### Document text
● ● ● ●

What does this data set describe?

Title:
RES2DINV format continuous resistivity profile data collected in Northport Harbor on Long Island, New York on May 12, 2008
Abstract:
An investigation of coastal groundwater systems was performed along the north shore of Long Island, New York during May 2008 to constrain nutrient delivery to Northport Harbor and Manhasset Bay by delineating locations of likely groundwater discharge. The embayments are bounded by steep moraines and are underlain by thick fine-grained sediments deposited in proglacial lakes during the last ice age. Beach sand and gravel overlie the glacial deposits along the coast. The continuous resistivity profiling (CRP) surveys that were conducted indicate the existence of low-salinity groundwater in shore-parallel bands, typically 25 to 50 meters wide, along the shorelines of both bays. Piezometer sampling and seepage meter deployments in intertidal and subtidal areas of the two bays confirmed the presence and discharge of brackish and low-salinity groundwater. The large tidal ranges (up to 3 meters), and the steep onshore topography and hydraulic gradients are important variables controlling coastal groundwater discharge in these areas. For more information on the survey involved in this project, see https://cmgds.marine.usgs.gov/fan_info.php?fan=2008-007-FA.

● ● ● ●

According to the data set description, how wide are the shore-parallel bands of low-salinity groundwater typically?

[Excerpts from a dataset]
● ● ● ●

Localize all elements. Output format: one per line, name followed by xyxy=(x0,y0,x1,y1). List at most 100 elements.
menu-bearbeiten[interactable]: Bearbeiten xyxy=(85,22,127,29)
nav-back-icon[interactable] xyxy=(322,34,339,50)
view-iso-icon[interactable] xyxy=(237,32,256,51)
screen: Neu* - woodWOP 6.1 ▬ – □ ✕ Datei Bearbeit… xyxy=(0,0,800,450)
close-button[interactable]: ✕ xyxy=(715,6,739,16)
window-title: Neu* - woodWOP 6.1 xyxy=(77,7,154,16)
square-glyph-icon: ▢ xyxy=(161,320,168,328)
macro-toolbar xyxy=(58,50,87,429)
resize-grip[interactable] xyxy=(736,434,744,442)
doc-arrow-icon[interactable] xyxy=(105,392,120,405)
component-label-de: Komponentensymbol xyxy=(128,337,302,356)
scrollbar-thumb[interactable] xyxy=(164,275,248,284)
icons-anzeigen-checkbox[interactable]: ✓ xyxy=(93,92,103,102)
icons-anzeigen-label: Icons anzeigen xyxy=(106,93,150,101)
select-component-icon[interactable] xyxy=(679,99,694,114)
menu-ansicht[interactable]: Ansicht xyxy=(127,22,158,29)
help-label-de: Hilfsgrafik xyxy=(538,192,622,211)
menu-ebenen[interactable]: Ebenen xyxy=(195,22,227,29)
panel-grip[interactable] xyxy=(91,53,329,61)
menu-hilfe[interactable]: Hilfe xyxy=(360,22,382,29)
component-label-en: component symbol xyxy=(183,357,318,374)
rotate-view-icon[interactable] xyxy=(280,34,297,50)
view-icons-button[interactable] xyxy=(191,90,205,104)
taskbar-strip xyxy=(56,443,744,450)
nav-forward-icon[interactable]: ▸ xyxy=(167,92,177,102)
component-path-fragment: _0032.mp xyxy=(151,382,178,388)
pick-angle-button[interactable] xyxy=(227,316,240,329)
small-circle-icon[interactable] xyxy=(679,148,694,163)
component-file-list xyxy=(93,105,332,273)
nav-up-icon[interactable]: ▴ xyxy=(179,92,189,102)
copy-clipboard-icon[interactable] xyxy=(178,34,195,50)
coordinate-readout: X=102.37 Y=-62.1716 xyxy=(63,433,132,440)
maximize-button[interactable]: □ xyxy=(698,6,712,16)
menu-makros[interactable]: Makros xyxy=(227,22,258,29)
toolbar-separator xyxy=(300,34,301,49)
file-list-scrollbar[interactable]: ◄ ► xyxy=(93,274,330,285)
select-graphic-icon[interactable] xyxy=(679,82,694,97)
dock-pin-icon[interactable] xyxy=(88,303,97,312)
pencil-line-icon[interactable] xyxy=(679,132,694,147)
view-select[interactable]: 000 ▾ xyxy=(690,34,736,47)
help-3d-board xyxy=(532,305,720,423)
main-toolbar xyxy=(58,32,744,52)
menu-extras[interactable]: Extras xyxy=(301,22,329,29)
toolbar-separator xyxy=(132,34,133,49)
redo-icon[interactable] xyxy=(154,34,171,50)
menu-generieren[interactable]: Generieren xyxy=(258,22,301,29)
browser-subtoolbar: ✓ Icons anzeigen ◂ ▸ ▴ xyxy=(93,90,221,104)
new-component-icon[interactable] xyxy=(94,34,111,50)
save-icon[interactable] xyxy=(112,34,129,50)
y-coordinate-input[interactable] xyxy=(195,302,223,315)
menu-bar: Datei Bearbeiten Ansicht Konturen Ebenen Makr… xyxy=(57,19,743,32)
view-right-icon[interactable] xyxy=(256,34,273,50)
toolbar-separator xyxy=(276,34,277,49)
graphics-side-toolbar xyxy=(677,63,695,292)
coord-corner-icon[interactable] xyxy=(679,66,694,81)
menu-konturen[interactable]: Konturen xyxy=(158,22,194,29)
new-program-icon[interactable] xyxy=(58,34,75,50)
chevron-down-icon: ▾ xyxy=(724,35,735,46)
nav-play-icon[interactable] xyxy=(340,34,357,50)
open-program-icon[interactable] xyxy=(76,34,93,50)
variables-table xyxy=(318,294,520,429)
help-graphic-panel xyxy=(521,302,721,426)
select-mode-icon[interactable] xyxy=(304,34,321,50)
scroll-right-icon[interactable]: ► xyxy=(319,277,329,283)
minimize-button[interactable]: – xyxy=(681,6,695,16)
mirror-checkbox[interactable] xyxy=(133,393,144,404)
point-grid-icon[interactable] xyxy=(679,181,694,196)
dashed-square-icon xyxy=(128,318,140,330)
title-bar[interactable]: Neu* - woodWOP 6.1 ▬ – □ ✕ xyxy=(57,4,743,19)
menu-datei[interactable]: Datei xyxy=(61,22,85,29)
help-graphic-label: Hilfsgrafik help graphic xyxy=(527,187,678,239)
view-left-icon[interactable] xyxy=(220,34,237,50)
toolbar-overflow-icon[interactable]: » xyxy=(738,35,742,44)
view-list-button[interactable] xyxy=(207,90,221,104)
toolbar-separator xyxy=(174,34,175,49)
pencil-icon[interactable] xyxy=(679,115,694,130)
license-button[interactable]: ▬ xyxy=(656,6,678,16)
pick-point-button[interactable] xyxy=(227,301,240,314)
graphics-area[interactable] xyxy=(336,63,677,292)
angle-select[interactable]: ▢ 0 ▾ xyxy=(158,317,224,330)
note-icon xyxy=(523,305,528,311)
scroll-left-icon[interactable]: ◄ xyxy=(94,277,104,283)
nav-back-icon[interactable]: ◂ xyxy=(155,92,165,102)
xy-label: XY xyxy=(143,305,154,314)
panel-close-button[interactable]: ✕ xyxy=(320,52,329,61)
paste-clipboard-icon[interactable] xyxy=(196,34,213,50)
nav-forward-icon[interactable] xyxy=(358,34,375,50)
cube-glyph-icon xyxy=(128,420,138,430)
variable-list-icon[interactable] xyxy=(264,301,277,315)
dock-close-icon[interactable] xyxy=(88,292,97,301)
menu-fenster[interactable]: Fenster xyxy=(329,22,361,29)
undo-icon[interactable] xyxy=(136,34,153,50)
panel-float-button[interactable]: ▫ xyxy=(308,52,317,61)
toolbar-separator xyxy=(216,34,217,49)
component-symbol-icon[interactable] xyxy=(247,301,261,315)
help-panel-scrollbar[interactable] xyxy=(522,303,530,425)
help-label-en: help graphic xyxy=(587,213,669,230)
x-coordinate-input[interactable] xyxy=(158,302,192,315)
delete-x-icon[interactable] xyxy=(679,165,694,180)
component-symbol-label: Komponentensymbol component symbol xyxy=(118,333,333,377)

● ● ● ●

### Task answer
They are typically 25 to 50 meters wide.